Task input:
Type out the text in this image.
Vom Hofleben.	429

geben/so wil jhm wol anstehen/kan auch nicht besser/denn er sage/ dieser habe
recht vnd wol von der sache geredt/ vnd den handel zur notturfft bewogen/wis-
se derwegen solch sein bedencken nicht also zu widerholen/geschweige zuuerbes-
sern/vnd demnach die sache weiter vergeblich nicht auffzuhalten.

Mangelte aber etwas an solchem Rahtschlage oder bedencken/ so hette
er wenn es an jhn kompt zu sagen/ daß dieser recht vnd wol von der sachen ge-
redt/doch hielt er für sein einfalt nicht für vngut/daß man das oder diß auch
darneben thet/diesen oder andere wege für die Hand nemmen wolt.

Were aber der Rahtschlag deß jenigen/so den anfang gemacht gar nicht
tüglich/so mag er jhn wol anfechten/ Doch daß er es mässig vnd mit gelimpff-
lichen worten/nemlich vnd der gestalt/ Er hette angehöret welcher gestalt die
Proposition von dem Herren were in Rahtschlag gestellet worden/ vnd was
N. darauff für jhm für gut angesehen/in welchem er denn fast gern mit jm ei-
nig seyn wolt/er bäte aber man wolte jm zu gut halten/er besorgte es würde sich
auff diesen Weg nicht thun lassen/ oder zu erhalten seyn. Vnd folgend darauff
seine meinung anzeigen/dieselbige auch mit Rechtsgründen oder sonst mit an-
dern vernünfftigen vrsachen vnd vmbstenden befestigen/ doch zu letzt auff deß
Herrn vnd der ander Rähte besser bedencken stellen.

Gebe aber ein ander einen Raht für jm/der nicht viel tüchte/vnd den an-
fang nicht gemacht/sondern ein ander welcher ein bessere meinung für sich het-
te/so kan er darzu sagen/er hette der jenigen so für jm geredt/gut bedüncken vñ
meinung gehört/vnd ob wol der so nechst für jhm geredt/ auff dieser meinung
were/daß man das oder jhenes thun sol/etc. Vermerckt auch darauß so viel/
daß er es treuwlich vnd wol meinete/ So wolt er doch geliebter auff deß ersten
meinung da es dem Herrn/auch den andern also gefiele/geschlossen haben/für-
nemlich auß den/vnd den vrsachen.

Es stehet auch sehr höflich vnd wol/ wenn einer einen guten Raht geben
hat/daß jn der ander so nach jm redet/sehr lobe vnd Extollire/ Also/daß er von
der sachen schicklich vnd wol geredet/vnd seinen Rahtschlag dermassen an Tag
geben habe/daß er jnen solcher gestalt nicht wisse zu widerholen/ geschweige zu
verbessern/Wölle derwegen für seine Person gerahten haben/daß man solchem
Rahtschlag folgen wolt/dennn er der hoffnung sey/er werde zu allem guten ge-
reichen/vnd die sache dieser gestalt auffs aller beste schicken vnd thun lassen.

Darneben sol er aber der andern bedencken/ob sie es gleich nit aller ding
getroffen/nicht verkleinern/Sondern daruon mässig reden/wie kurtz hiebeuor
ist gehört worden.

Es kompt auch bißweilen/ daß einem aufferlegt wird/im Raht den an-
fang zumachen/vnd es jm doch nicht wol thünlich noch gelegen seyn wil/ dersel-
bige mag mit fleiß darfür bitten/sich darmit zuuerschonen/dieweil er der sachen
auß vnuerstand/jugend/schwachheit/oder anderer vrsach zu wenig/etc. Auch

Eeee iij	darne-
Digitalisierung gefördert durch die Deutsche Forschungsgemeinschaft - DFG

Stated exercise: Reproduce the complete set of lines precisely as supplied.

Correct result:
Type out the text in this image.
Vom Hofleben.	429

geben/so wil jhm wol anstehen/kan auch nicht besser/denn er sage/ dieser habe
recht vnd wol von der sache geredt/ vnd den handel zur notturfft bewogen/wis-
se derwegen solch sein bedencken nicht also zu widerholen/geschweige zuuerbes-
sern/vnd demnach die sache weiter vergeblich nicht auffzuhalten.

Mangelte aber etwas an solchem Rahtschlage oder bedencken/ so hette
er wenn es an jhn kompt zu sagen/ daß dieser recht vnd wol von der sachen ge-
redt/doch hielt er für sein einfalt nicht für vngut/daß man das oder diß auch
darneben thet/diesen oder andere wege für die Hand nemmen wolt.

Were aber der Rahtschlag deß jenigen/so den anfang gemacht gar nicht
tüglich/so mag er jhn wol anfechten/ Doch daß er es mässig vnd mit gelimpff-
lichen worten/nemlich vnd der gestalt/ Er hette angehöret welcher gestalt die
Proposition von dem Herren were in Rahtschlag gestellet worden/ vnd was
N. darauff für jhm für gut angesehen/in welchem er denn fast gern mit jm ei-
nig seyn wolt/er bäte aber man wolte jm zu gut halten/er besorgte es würde sich
auff diesen Weg nicht thun lassen/ oder zu erhalten seyn. Vnd folgend darauff
seine meinung anzeigen/dieselbige auch mit Rechtsgründen oder sonst mit an-
dern vernünfftigen vrsachen vnd vmbstenden befestigen/ doch zu letzt auff deß
Herrn vnd der ander Rähte besser bedencken stellen.

Gebe aber ein ander einen Raht für jm/der nicht viel tüchte/vnd den an-
fang nicht gemacht/sondern ein ander welcher ein bessere meinung für sich het-
te/so kan er darzu sagen/er hette der jenigen so für jm geredt/gut bedüncken vñ
meinung gehört/vnd ob wol der so nechst für jhm geredt/ auff dieser meinung
were/daß man das oder jhenes thun sol/etc. Vermerckt auch darauß so viel/
daß er es treuwlich vnd wol meinete/ So wolt er doch geliebter auff deß ersten
meinung da es dem Herrn/auch den andern also gefiele/geschlossen haben/für-
nemlich auß den/vnd den vrsachen.

Es stehet auch sehr höflich vnd wol/ wenn einer einen guten Raht geben
hat/daß jn der ander so nach jm redet/sehr lobe vnd Extollire/ Also/daß er von
der sachen schicklich vnd wol geredet/vnd seinen Rahtschlag dermassen an Tag
geben habe/daß er jnen solcher gestalt nicht wisse zu widerholen/ geschweige zu
verbessern/Wölle derwegen für seine Person gerahten haben/daß man solchem
Rahtschlag folgen wolt/dennn er der hoffnung sey/er werde zu allem guten ge-
reichen/vnd die sache dieser gestalt auffs aller beste schicken vnd thun lassen.

Darneben sol er aber der andern bedencken/ob sie es gleich nit aller ding
getroffen/nicht verkleinern/Sondern daruon mässig reden/wie kurtz hiebeuor
ist gehört worden.

Es kompt auch bißweilen/ daß einem aufferlegt wird/im Raht den an-
fang zumachen/vnd es jm doch nicht wol thünlich noch gelegen seyn wil/ dersel-
bige mag mit fleiß darfür bitten/sich darmit zuuerschonen/dieweil er der sachen
auß vnuerstand/jugend/schwachheit/oder anderer vrsach zu wenig/etc. Auch

Eeee iij	darne-
Digitalisierung gefördert durch die Deutsche Forschungsgemeinschaft - DFG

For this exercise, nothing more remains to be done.